Stored items from a collection
################

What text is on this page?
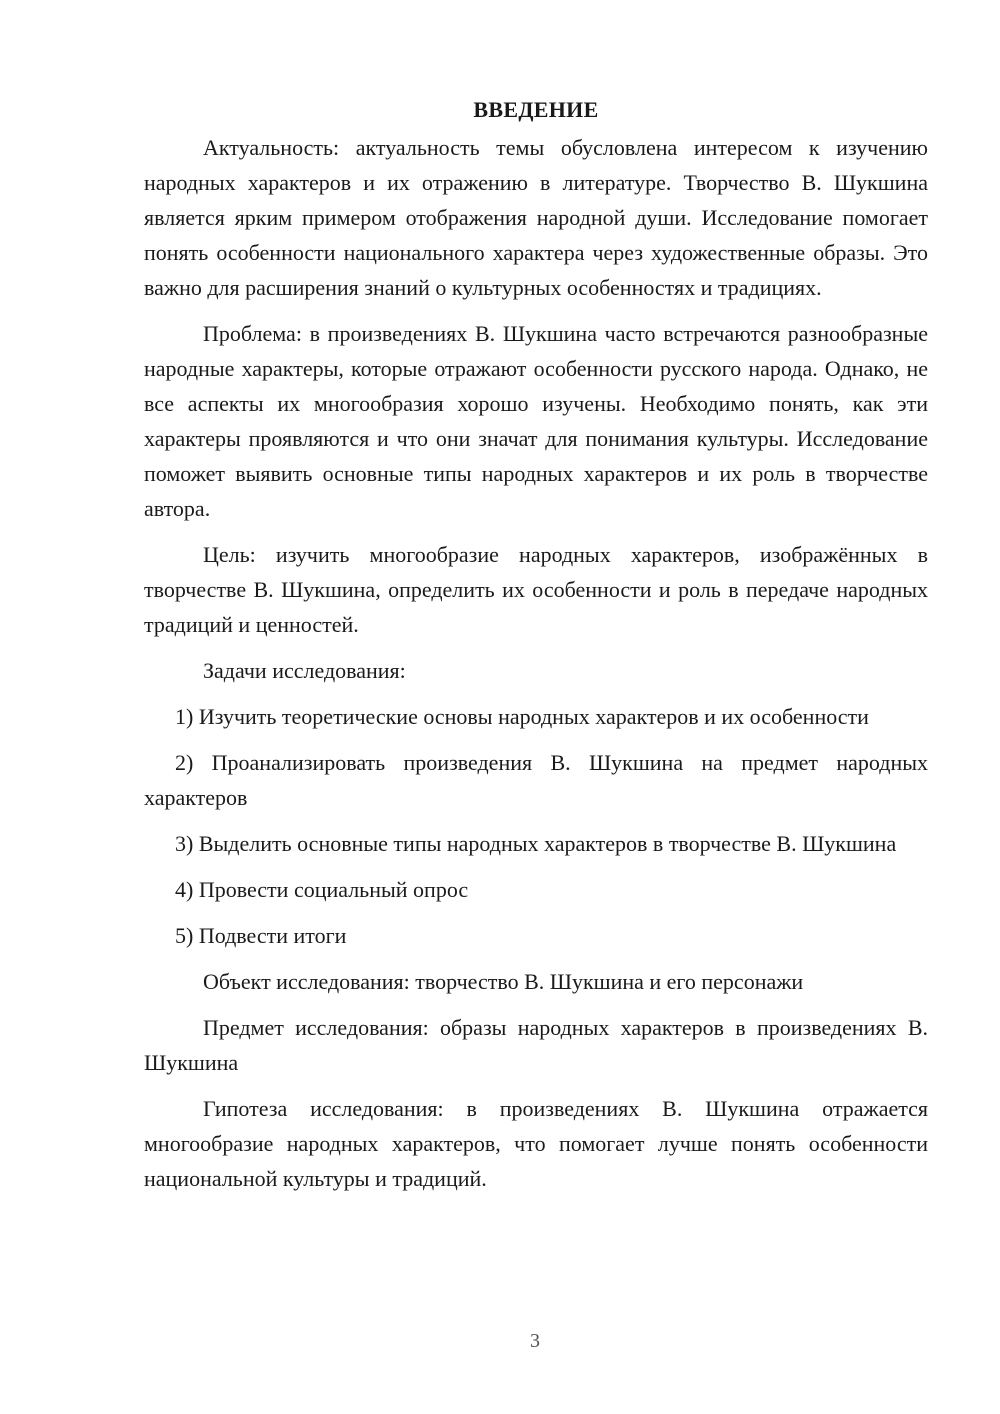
ВВЕДЕНИЕ

Актуальность: актуальность темы обусловлена интересом к изучению народных характеров и их отражению в литературе. Творчество В. Шукшина является ярким примером отображения народной души. Исследование помогает понять особенности национального характера через художественные образы. Это важно для расширения знаний о культурных особенностях и традициях.

Проблема: в произведениях В. Шукшина часто встречаются разнообразные народные характеры, которые отражают особенности русского народа. Однако, не все аспекты их многообразия хорошо изучены. Необходимо понять, как эти характеры проявляются и что они значат для понимания культуры. Исследование поможет выявить основные типы народных характеров и их роль в творчестве автора.

Цель: изучить многообразие народных характеров, изображённых в творчестве В. Шукшина, определить их особенности и роль в передаче народных традиций и ценностей.

Задачи исследования:

1) Изучить теоретические основы народных характеров и их особенности

2) Проанализировать произведения В. Шукшина на предмет народных характеров

3) Выделить основные типы народных характеров в творчестве В. Шукшина

4) Провести социальный опрос

5) Подвести итоги

Объект исследования: творчество В. Шукшина и его персонажи

Предмет исследования: образы народных характеров в произведениях В. Шукшина

Гипотеза исследования: в произведениях В. Шукшина отражается многообразие народных характеров, что помогает лучше понять особенности национальной культуры и традиций.

3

################

§ WHAT YOU ARE ASKED TO DO: In the entries above, find each line with the word "многообразие" and copy it.

§ THE RESPONSE:
Цель: изучить многообразие народных характеров, изображённых в творчестве В. Шукшина, определить их особенности и роль в передаче народных традиций и ценностей.
Гипотеза исследования: в произведениях В. Шукшина отражается многообразие народных характеров, что помогает лучше понять особенности национальной культуры и традиций.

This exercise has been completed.